* **Task instructions**:
Repeat each line exactly, leaving nothing out.

* **Data extract**:
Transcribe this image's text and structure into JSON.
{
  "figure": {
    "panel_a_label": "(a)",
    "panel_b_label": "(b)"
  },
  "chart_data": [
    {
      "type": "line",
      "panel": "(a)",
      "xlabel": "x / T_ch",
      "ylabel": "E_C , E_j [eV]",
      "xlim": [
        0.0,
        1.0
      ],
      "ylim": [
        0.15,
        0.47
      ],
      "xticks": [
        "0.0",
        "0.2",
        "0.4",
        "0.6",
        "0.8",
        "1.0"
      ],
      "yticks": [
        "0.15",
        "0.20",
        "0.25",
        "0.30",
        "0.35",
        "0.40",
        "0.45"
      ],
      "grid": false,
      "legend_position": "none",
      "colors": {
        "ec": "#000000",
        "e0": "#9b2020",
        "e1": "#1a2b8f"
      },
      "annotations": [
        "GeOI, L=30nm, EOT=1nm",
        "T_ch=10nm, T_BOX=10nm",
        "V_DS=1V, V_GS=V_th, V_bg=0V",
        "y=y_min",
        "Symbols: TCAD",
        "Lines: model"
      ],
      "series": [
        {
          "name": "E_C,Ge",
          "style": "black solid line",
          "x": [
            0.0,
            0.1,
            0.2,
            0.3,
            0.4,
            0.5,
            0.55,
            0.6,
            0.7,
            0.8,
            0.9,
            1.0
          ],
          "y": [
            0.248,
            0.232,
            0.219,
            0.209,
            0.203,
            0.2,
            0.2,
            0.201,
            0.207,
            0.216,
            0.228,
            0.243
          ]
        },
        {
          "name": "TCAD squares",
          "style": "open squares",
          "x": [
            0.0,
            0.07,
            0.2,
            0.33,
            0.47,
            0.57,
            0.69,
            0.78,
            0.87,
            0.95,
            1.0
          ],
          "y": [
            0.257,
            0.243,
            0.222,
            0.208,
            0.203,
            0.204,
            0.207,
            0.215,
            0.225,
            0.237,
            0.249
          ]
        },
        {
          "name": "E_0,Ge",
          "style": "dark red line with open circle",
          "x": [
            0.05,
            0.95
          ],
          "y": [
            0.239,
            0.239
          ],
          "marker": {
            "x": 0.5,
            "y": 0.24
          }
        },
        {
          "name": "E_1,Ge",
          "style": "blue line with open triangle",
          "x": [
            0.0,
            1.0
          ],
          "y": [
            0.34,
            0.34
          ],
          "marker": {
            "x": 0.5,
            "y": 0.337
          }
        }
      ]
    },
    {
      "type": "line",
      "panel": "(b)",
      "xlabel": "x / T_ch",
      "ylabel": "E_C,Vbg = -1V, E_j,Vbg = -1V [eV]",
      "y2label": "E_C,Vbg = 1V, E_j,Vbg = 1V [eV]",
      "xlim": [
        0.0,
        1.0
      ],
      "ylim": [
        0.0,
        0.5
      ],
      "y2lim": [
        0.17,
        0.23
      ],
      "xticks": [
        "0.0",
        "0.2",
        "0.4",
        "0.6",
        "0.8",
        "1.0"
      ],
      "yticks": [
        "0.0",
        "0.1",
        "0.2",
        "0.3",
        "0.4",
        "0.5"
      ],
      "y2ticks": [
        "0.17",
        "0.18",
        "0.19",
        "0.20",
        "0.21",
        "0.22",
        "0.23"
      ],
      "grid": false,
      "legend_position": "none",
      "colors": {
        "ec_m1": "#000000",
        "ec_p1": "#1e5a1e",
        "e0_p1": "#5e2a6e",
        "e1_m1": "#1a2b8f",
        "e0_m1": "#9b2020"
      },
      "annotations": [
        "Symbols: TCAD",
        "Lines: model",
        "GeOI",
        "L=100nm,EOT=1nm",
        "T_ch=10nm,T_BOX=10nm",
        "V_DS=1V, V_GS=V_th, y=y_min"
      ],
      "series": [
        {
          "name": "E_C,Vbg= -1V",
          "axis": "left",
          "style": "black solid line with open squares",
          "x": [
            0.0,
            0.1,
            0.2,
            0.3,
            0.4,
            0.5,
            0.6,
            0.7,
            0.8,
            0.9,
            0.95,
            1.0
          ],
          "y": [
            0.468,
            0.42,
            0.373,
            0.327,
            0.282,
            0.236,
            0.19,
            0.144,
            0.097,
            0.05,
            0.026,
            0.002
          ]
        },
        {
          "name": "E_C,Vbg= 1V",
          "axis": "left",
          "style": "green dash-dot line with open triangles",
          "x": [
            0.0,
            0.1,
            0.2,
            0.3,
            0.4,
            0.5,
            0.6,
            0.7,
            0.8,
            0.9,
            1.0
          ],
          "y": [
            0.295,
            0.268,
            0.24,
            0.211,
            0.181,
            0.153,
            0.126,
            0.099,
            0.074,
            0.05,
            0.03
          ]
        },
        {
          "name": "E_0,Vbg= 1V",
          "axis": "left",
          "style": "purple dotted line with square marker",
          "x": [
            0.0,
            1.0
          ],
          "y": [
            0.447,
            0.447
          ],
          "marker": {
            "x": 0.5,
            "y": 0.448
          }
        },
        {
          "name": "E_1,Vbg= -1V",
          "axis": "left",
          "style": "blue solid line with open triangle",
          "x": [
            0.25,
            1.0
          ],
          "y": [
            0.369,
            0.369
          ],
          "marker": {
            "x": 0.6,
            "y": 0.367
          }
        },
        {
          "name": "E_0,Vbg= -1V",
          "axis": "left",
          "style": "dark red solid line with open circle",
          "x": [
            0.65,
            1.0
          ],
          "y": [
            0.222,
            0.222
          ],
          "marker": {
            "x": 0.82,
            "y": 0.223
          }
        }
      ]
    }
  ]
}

* **Response**:
Transcribe this image's text and structure into JSON.
{
  "figure": {
    "panel_a_label": "(a)",
    "panel_b_label": "(b)"
  },
  "chart_data": [
    {
      "type": "line",
      "panel": "(a)",
      "xlabel": "x / T_ch",
      "ylabel": "E_C , E_j [eV]",
      "xlim": [
        0.0,
        1.0
      ],
      "ylim": [
        0.15,
        0.47
      ],
      "xticks": [
        "0.0",
        "0.2",
        "0.4",
        "0.6",
        "0.8",
        "1.0"
      ],
      "yticks": [
        "0.15",
        "0.20",
        "0.25",
        "0.30",
        "0.35",
        "0.40",
        "0.45"
      ],
      "grid": false,
      "legend_position": "none",
      "colors": {
        "ec": "#000000",
        "e0": "#9b2020",
        "e1": "#1a2b8f"
      },
      "annotations": [
        "GeOI, L=30nm, EOT=1nm",
        "T_ch=10nm, T_BOX=10nm",
        "V_DS=1V, V_GS=V_th, V_bg=0V",
        "y=y_min",
        "Symbols: TCAD",
        "Lines: model"
      ],
      "series": [
        {
          "name": "E_C,Ge",
          "style": "black solid line",
          "x": [
            0.0,
            0.1,
            0.2,
            0.3,
            0.4,
            0.5,
            0.55,
            0.6,
            0.7,
            0.8,
            0.9,
            1.0
          ],
          "y": [
            0.248,
            0.232,
            0.219,
            0.209,
            0.203,
            0.2,
            0.2,
            0.201,
            0.207,
            0.216,
            0.228,
            0.243
          ]
        },
        {
          "name": "TCAD squares",
          "style": "open squares",
          "x": [
            0.0,
            0.07,
            0.2,
            0.33,
            0.47,
            0.57,
            0.69,
            0.78,
            0.87,
            0.95,
            1.0
          ],
          "y": [
            0.257,
            0.243,
            0.222,
            0.208,
            0.203,
            0.204,
            0.207,
            0.215,
            0.225,
            0.237,
            0.249
          ]
        },
        {
          "name": "E_0,Ge",
          "style": "dark red line with open circle",
          "x": [
            0.05,
            0.95
          ],
          "y": [
            0.239,
            0.239
          ],
          "marker": {
            "x": 0.5,
            "y": 0.24
          }
        },
        {
          "name": "E_1,Ge",
          "style": "blue line with open triangle",
          "x": [
            0.0,
            1.0
          ],
          "y": [
            0.34,
            0.34
          ],
          "marker": {
            "x": 0.5,
            "y": 0.337
          }
        }
      ]
    },
    {
      "type": "line",
      "panel": "(b)",
      "xlabel": "x / T_ch",
      "ylabel": "E_C,Vbg = -1V, E_j,Vbg = -1V [eV]",
      "y2label": "E_C,Vbg = 1V, E_j,Vbg = 1V [eV]",
      "xlim": [
        0.0,
        1.0
      ],
      "ylim": [
        0.0,
        0.5
      ],
      "y2lim": [
        0.17,
        0.23
      ],
      "xticks": [
        "0.0",
        "0.2",
        "0.4",
        "0.6",
        "0.8",
        "1.0"
      ],
      "yticks": [
        "0.0",
        "0.1",
        "0.2",
        "0.3",
        "0.4",
        "0.5"
      ],
      "y2ticks": [
        "0.17",
        "0.18",
        "0.19",
        "0.20",
        "0.21",
        "0.22",
        "0.23"
      ],
      "grid": false,
      "legend_position": "none",
      "colors": {
        "ec_m1": "#000000",
        "ec_p1": "#1e5a1e",
        "e0_p1": "#5e2a6e",
        "e1_m1": "#1a2b8f",
        "e0_m1": "#9b2020"
      },
      "annotations": [
        "Symbols: TCAD",
        "Lines: model",
        "GeOI",
        "L=100nm,EOT=1nm",
        "T_ch=10nm,T_BOX=10nm",
        "V_DS=1V, V_GS=V_th, y=y_min"
      ],
      "series": [
        {
          "name": "E_C,Vbg= -1V",
          "axis": "left",
          "style": "black solid line with open squares",
          "x": [
            0.0,
            0.1,
            0.2,
            0.3,
            0.4,
            0.5,
            0.6,
            0.7,
            0.8,
            0.9,
            0.95,
            1.0
          ],
          "y": [
            0.468,
            0.42,
            0.373,
            0.327,
            0.282,
            0.236,
            0.19,
            0.144,
            0.097,
            0.05,
            0.026,
            0.002
          ]
        },
        {
          "name": "E_C,Vbg= 1V",
          "axis": "left",
          "style": "green dash-dot line with open triangles",
          "x": [
            0.0,
            0.1,
            0.2,
            0.3,
            0.4,
            0.5,
            0.6,
            0.7,
            0.8,
            0.9,
            1.0
          ],
          "y": [
            0.295,
            0.268,
            0.24,
            0.211,
            0.181,
            0.153,
            0.126,
            0.099,
            0.074,
            0.05,
            0.03
          ]
        },
        {
          "name": "E_0,Vbg= 1V",
          "axis": "left",
          "style": "purple dotted line with square marker",
          "x": [
            0.0,
            1.0
          ],
          "y": [
            0.447,
            0.447
          ],
          "marker": {
            "x": 0.5,
            "y": 0.448
          }
        },
        {
          "name": "E_1,Vbg= -1V",
          "axis": "left",
          "style": "blue solid line with open triangle",
          "x": [
            0.25,
            1.0
          ],
          "y": [
            0.369,
            0.369
          ],
          "marker": {
            "x": 0.6,
            "y": 0.367
          }
        },
        {
          "name": "E_0,Vbg= -1V",
          "axis": "left",
          "style": "dark red solid line with open circle",
          "x": [
            0.65,
            1.0
          ],
          "y": [
            0.222,
            0.222
          ],
          "marker": {
            "x": 0.82,
            "y": 0.223
          }
        }
      ]
    }
  ]
}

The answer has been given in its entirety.